Start of Provided material

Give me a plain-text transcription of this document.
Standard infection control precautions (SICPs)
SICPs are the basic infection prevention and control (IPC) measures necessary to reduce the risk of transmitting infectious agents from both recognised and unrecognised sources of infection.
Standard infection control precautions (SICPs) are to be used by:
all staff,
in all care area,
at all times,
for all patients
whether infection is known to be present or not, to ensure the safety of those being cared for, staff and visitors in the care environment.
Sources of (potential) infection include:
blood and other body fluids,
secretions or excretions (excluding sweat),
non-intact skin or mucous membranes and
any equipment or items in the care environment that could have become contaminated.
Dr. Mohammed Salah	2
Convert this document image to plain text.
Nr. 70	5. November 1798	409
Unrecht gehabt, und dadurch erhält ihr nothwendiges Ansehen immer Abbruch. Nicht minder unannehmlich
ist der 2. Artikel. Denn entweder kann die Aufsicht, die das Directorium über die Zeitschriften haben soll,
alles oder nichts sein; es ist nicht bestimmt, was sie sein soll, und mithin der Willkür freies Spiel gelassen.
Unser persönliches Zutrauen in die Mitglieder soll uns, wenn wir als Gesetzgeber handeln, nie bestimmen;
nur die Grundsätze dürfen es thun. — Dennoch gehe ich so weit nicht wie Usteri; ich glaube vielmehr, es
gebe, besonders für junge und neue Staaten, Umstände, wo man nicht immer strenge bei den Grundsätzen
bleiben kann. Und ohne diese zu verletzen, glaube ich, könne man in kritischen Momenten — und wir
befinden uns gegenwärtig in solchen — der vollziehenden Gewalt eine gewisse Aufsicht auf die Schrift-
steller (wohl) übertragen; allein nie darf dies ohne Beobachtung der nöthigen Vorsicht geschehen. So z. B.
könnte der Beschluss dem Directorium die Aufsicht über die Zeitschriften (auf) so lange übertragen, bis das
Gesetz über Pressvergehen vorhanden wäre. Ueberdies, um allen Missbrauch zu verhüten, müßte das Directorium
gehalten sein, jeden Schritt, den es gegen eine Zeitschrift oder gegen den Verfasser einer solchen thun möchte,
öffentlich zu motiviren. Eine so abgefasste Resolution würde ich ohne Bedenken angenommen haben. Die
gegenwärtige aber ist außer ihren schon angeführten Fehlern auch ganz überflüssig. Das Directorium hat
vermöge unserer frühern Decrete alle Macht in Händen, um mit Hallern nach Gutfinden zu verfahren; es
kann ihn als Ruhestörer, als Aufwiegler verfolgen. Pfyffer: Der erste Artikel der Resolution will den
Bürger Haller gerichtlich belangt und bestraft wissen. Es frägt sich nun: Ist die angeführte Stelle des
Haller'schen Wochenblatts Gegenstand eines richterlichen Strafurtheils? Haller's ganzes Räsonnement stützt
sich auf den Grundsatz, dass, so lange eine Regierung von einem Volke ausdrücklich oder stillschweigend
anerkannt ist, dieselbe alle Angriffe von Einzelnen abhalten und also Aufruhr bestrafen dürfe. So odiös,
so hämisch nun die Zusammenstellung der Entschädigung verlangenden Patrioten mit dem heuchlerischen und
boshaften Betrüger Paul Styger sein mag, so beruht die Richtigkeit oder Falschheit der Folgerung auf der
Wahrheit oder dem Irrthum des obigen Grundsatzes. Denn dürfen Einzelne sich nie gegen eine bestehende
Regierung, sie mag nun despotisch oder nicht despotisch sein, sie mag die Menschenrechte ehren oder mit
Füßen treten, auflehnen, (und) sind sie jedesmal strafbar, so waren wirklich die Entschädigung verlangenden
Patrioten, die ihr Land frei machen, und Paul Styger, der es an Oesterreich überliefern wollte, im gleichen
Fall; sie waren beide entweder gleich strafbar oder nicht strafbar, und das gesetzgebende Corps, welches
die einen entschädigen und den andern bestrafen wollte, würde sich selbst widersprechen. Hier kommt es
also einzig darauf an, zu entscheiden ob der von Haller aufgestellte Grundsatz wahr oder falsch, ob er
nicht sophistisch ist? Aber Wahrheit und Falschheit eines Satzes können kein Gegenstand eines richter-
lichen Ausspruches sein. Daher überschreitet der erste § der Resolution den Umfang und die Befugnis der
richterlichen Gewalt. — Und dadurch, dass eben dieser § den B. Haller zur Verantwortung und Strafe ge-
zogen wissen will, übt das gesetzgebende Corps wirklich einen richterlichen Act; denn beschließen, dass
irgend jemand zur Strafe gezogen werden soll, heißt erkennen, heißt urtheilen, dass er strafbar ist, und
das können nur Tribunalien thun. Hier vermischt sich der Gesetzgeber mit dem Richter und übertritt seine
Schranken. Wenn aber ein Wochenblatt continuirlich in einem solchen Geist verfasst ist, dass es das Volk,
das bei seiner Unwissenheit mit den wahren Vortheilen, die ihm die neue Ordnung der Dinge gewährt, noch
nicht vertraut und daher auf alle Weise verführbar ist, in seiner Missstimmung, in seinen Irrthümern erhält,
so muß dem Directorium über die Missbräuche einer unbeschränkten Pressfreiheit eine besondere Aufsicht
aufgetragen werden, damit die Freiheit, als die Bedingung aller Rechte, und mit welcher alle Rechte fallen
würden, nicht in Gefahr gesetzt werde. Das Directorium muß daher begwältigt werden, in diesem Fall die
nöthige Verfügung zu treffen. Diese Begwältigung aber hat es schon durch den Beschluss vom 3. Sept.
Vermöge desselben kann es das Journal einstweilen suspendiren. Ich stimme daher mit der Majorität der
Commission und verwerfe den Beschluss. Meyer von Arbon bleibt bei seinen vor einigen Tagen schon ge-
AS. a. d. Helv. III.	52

End of Provided material

- [Task]: Which lines above contain the word "SICPs"? Show each of them.

- [Task answer]:
Standard infection control precautions (SICPs)
SICPs are the basic infection prevention and control (IPC) measures necessary to reduce the risk of transmitting infectious agents from both recognised and unrecognised sources of infection.
Standard infection control precautions (SICPs) are to be used by:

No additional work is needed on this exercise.